**Document segment**
+ + + + +
There’s a point at which a “phase” lasts so long that it becomes part of your actual personality, and I think I’ve reached that point with the relationship I’m having with my body.
I’ve been doing everything right, I really have, but since my sinus surgery in May, and ensuing body implosion, something just ain’t goddamn workin’ when it comes to my immune system. It feels like every time I get well, I start to exercise, and that releases some kind of demon in my bloodstream.
Like my body is saying “OH NO YOU FUCKING DON’T, YOU TWAT, YOU’RE GOING BACK TO BED FOR TWO DAYS.” Finally I went to the Lord Supreme Allergist of Beverly Hills yesterday, and they drew 16 gallons of blood from my arm, swabbed my larynx with those alien Q-Tips, then did the “prick test” up and down my back for allergens.
Lying on that wax paper, while little pin-pricks of pain shot down my spine, I was reminded of the last time I’d reached such a place: New York in early 2001, when I was getting acupuncture. The same thought saturated my head: how did I get here? What is so fundamentally screwed up? At least this time I didn’t break down in tears; being a parent toughens up your solipsism.
this little fucker may be one culprit
On a more immediate level, my throat has been in searing, almost unbearable pain for seven months. Some days it’s not terrible, other days I can’t swallow and can’t talk. It has been very, very bad this week.
Tessa says that I’m butting heads with some limitations of Western medicine, and while that may be true, the medicines of other hemispheres weren’t helping either. Another possible culprit is thrush, a candida-like yeast issue that can take over certain ecosystems of your body when you’ve had as many antibiotics as I have.
I’ll gargle with the radioactive stuff, and take some virile probiotics. And keep trying to play basketball, ride bikes with Lucy, and pretend it doesn’t feel like white-hot iron ore in my throat when I swallow. Because I may be a foul-mouthed, scorched-earth depressive, but I always assume I’m a day away from redemption.
+ + + + +
**Excerpted data**

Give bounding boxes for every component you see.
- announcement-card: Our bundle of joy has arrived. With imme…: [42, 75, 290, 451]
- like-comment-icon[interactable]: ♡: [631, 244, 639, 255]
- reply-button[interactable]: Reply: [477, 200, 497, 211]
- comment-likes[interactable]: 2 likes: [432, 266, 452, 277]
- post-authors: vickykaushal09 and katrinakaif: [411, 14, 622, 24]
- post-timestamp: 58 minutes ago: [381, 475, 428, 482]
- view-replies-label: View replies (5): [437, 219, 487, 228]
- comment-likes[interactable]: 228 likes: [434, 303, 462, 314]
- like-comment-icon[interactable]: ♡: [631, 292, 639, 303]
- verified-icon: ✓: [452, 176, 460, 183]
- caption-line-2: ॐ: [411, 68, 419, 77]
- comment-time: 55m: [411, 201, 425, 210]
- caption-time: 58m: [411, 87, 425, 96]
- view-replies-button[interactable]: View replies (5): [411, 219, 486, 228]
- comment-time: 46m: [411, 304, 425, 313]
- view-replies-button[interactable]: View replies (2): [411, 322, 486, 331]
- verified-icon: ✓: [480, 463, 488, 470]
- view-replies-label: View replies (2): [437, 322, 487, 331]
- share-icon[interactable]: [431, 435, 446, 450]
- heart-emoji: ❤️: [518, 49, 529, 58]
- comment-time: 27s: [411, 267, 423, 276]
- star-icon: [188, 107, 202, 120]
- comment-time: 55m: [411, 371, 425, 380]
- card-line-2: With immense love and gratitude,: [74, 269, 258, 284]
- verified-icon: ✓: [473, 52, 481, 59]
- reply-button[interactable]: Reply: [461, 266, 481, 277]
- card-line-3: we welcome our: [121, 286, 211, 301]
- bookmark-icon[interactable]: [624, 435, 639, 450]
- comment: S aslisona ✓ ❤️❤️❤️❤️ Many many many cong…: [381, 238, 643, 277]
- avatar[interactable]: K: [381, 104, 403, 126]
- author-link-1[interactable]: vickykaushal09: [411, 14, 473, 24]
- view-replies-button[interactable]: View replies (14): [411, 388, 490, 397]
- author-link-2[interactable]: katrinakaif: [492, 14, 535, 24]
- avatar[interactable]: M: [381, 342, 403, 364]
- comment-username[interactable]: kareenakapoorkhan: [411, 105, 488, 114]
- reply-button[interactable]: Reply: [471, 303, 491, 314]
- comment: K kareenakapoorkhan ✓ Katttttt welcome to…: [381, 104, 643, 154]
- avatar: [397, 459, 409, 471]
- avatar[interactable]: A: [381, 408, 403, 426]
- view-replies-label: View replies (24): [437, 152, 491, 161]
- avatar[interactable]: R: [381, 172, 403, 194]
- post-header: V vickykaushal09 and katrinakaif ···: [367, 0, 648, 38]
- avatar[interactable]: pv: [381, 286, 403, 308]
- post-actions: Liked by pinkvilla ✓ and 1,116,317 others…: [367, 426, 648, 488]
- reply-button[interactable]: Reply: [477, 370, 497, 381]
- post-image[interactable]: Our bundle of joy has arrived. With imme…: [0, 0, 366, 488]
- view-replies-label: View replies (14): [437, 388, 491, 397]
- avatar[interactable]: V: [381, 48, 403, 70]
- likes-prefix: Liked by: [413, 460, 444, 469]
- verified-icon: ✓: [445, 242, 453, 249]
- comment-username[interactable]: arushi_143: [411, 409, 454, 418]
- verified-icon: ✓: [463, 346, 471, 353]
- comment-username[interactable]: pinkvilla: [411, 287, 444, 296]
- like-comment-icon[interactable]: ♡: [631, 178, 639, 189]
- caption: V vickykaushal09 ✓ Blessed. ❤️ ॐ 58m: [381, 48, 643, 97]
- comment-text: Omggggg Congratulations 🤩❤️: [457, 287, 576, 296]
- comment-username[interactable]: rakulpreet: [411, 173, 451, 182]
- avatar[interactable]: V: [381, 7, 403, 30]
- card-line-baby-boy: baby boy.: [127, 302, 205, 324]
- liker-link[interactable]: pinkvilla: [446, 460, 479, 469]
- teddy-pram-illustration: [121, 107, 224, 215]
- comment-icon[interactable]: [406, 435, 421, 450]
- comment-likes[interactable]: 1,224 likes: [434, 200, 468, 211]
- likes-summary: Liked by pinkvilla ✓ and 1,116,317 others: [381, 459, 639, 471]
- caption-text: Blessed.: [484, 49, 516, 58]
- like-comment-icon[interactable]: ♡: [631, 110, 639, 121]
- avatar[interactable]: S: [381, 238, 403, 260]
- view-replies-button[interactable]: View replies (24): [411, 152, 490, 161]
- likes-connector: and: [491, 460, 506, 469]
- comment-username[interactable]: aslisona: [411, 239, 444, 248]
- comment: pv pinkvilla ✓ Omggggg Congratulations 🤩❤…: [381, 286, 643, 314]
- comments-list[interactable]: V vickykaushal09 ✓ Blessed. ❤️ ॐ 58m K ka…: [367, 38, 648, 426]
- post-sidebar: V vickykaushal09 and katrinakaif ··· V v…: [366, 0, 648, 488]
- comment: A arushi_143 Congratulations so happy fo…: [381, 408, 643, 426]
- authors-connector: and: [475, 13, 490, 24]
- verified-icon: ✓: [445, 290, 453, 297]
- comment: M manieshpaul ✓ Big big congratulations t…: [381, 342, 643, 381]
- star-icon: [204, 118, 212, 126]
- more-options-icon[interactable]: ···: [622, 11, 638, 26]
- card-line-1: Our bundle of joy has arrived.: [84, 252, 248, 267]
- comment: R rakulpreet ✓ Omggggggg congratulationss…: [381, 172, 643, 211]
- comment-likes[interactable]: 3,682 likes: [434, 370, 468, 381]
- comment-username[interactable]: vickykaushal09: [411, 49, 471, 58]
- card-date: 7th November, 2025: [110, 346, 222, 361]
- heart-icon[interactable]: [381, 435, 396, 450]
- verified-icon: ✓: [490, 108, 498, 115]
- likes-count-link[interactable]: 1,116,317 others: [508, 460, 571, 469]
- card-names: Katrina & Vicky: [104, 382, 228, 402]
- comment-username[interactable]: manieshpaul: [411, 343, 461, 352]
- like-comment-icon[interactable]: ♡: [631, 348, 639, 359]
+ + + + +
**Tasks to carry out**
**1.** According to the post about the writer's immune troubles, how long has the writer's throat been in pain?
**2.** Repeat the stretch of the post about the writer's immune troubles from "this little fucker" through "bad this week.", word for word.

**Answers provided**
**1.** Seven months.

**2.**
this little fucker may be one culprit
On a more immediate level, my throat has been in searing, almost unbearable pain for seven months. Some days it’s not terrible, other days I can’t swallow and can’t talk. It has been very, very bad this week.